─── Task input ───

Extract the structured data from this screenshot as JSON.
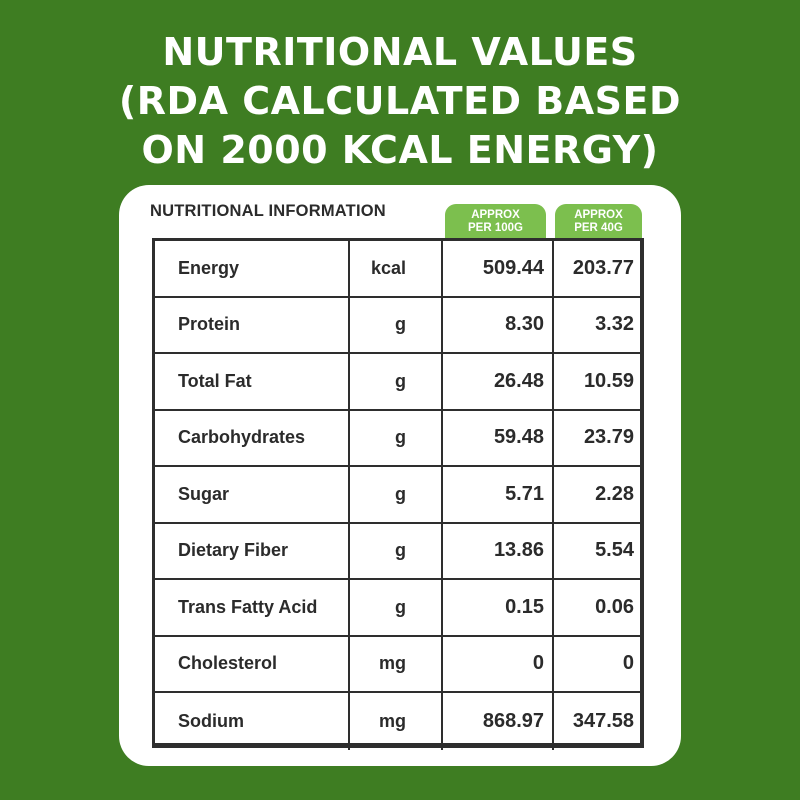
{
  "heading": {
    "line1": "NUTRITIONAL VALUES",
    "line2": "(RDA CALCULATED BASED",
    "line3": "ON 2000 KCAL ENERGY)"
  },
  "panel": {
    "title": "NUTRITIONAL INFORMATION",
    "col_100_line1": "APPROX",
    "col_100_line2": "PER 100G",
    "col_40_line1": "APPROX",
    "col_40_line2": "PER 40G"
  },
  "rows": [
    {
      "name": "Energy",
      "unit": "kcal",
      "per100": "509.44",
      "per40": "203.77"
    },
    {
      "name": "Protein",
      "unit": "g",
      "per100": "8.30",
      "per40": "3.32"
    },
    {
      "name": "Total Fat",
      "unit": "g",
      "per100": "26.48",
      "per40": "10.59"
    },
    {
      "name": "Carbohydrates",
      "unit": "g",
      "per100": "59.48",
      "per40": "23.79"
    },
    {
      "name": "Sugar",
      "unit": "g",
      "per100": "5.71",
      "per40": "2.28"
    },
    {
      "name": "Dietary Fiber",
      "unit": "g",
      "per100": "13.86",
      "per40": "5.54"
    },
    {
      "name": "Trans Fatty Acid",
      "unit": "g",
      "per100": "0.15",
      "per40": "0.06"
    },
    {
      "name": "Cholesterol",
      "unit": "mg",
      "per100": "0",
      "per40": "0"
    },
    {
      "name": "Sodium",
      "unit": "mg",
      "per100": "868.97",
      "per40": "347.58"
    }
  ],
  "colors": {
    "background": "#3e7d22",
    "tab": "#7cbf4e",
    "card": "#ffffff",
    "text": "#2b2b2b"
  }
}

───

About this task:
Transcribe the complete set of entries verbatim. No pictures belong in the copy.

Exercise answer:
Extract the structured data from this screenshot as JSON.
{
  "heading": {
    "line1": "NUTRITIONAL VALUES",
    "line2": "(RDA CALCULATED BASED",
    "line3": "ON 2000 KCAL ENERGY)"
  },
  "panel": {
    "title": "NUTRITIONAL INFORMATION",
    "col_100_line1": "APPROX",
    "col_100_line2": "PER 100G",
    "col_40_line1": "APPROX",
    "col_40_line2": "PER 40G"
  },
  "rows": [
    {
      "name": "Energy",
      "unit": "kcal",
      "per100": "509.44",
      "per40": "203.77"
    },
    {
      "name": "Protein",
      "unit": "g",
      "per100": "8.30",
      "per40": "3.32"
    },
    {
      "name": "Total Fat",
      "unit": "g",
      "per100": "26.48",
      "per40": "10.59"
    },
    {
      "name": "Carbohydrates",
      "unit": "g",
      "per100": "59.48",
      "per40": "23.79"
    },
    {
      "name": "Sugar",
      "unit": "g",
      "per100": "5.71",
      "per40": "2.28"
    },
    {
      "name": "Dietary Fiber",
      "unit": "g",
      "per100": "13.86",
      "per40": "5.54"
    },
    {
      "name": "Trans Fatty Acid",
      "unit": "g",
      "per100": "0.15",
      "per40": "0.06"
    },
    {
      "name": "Cholesterol",
      "unit": "mg",
      "per100": "0",
      "per40": "0"
    },
    {
      "name": "Sodium",
      "unit": "mg",
      "per100": "868.97",
      "per40": "347.58"
    }
  ],
  "colors": {
    "background": "#3e7d22",
    "tab": "#7cbf4e",
    "card": "#ffffff",
    "text": "#2b2b2b"
  }
}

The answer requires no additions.